## begin Material supplied
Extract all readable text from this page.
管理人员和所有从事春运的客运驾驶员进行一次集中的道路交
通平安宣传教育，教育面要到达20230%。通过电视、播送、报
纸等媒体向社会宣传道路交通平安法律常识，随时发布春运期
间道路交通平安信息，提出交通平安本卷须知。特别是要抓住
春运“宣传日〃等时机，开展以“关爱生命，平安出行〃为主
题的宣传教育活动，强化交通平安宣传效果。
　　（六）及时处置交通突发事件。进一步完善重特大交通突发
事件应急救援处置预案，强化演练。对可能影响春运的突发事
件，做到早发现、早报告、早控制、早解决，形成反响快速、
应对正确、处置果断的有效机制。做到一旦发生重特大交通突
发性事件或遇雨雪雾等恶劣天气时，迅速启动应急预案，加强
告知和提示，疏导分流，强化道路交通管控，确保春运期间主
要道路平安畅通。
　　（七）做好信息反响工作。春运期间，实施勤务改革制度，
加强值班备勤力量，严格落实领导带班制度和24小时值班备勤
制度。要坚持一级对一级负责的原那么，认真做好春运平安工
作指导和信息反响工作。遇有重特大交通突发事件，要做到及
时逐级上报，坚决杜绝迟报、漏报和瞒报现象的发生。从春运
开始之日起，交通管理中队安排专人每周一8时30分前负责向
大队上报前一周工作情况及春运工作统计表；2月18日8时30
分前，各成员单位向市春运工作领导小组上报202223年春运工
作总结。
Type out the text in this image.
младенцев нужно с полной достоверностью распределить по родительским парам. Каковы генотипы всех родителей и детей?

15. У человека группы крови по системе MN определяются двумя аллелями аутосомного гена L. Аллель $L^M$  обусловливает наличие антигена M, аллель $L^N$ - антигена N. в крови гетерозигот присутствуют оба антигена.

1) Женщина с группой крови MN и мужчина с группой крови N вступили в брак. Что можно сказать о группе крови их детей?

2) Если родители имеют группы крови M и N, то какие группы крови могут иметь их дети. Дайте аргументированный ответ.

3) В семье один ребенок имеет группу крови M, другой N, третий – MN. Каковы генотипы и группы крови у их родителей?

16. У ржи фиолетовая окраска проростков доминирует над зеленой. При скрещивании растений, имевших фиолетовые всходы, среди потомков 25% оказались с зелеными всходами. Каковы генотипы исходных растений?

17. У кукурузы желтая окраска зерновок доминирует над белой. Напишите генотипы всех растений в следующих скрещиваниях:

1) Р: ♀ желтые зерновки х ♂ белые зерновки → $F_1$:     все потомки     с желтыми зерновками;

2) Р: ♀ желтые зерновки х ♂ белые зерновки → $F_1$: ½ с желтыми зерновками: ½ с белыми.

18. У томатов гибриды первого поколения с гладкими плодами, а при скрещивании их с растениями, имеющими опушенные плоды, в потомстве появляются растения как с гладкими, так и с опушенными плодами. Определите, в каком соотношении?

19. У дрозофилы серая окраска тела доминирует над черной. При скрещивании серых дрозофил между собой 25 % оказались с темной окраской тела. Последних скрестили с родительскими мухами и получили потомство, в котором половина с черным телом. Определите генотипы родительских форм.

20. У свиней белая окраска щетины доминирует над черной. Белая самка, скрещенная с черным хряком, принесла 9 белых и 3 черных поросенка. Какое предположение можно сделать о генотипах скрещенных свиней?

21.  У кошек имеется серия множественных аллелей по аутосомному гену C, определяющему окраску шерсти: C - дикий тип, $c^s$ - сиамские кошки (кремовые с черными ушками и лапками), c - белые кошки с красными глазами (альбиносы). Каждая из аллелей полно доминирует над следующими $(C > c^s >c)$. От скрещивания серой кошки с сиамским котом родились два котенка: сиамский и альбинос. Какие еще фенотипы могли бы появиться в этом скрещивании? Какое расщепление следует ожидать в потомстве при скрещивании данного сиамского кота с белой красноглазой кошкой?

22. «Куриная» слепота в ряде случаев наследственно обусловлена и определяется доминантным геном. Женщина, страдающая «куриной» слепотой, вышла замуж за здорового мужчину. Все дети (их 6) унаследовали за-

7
## end Material supplied
Copy every line verbatim.

Extract all readable text from this page.
管理人员和所有从事春运的客运驾驶员进行一次集中的道路交
通平安宣传教育，教育面要到达20230%。通过电视、播送、报
纸等媒体向社会宣传道路交通平安法律常识，随时发布春运期
间道路交通平安信息，提出交通平安本卷须知。特别是要抓住
春运“宣传日〃等时机，开展以“关爱生命，平安出行〃为主
题的宣传教育活动，强化交通平安宣传效果。
　　（六）及时处置交通突发事件。进一步完善重特大交通突发
事件应急救援处置预案，强化演练。对可能影响春运的突发事
件，做到早发现、早报告、早控制、早解决，形成反响快速、
应对正确、处置果断的有效机制。做到一旦发生重特大交通突
发性事件或遇雨雪雾等恶劣天气时，迅速启动应急预案，加强
告知和提示，疏导分流，强化道路交通管控，确保春运期间主
要道路平安畅通。
　　（七）做好信息反响工作。春运期间，实施勤务改革制度，
加强值班备勤力量，严格落实领导带班制度和24小时值班备勤
制度。要坚持一级对一级负责的原那么，认真做好春运平安工
作指导和信息反响工作。遇有重特大交通突发事件，要做到及
时逐级上报，坚决杜绝迟报、漏报和瞒报现象的发生。从春运
开始之日起，交通管理中队安排专人每周一8时30分前负责向
大队上报前一周工作情况及春运工作统计表；2月18日8时30
分前，各成员单位向市春运工作领导小组上报202223年春运工
作总结。
Type out the text in this image.
младенцев нужно с полной достоверностью распределить по родительским парам. Каковы генотипы всех родителей и детей?

15. У человека группы крови по системе MN определяются двумя аллелями аутосомного гена L. Аллель $L^M$  обусловливает наличие антигена M, аллель $L^N$ - антигена N. в крови гетерозигот присутствуют оба антигена.

1) Женщина с группой крови MN и мужчина с группой крови N вступили в брак. Что можно сказать о группе крови их детей?

2) Если родители имеют группы крови M и N, то какие группы крови могут иметь их дети. Дайте аргументированный ответ.

3) В семье один ребенок имеет группу крови M, другой N, третий – MN. Каковы генотипы и группы крови у их родителей?

16. У ржи фиолетовая окраска проростков доминирует над зеленой. При скрещивании растений, имевших фиолетовые всходы, среди потомков 25% оказались с зелеными всходами. Каковы генотипы исходных растений?

17. У кукурузы желтая окраска зерновок доминирует над белой. Напишите генотипы всех растений в следующих скрещиваниях:

1) Р: ♀ желтые зерновки х ♂ белые зерновки → $F_1$:     все потомки     с желтыми зерновками;

2) Р: ♀ желтые зерновки х ♂ белые зерновки → $F_1$: ½ с желтыми зерновками: ½ с белыми.

18. У томатов гибриды первого поколения с гладкими плодами, а при скрещивании их с растениями, имеющими опушенные плоды, в потомстве появляются растения как с гладкими, так и с опушенными плодами. Определите, в каком соотношении?

19. У дрозофилы серая окраска тела доминирует над черной. При скрещивании серых дрозофил между собой 25 % оказались с темной окраской тела. Последних скрестили с родительскими мухами и получили потомство, в котором половина с черным телом. Определите генотипы родительских форм.

20. У свиней белая окраска щетины доминирует над черной. Белая самка, скрещенная с черным хряком, принесла 9 белых и 3 черных поросенка. Какое предположение можно сделать о генотипах скрещенных свиней?

21.  У кошек имеется серия множественных аллелей по аутосомному гену C, определяющему окраску шерсти: C - дикий тип, $c^s$ - сиамские кошки (кремовые с черными ушками и лапками), c - белые кошки с красными глазами (альбиносы). Каждая из аллелей полно доминирует над следующими $(C > c^s >c)$. От скрещивания серой кошки с сиамским котом родились два котенка: сиамский и альбинос. Какие еще фенотипы могли бы появиться в этом скрещивании? Какое расщепление следует ожидать в потомстве при скрещивании данного сиамского кота с белой красноглазой кошкой?

22. «Куриная» слепота в ряде случаев наследственно обусловлена и определяется доминантным геном. Женщина, страдающая «куриной» слепотой, вышла замуж за здорового мужчину. Все дети (их 6) унаследовали за-

7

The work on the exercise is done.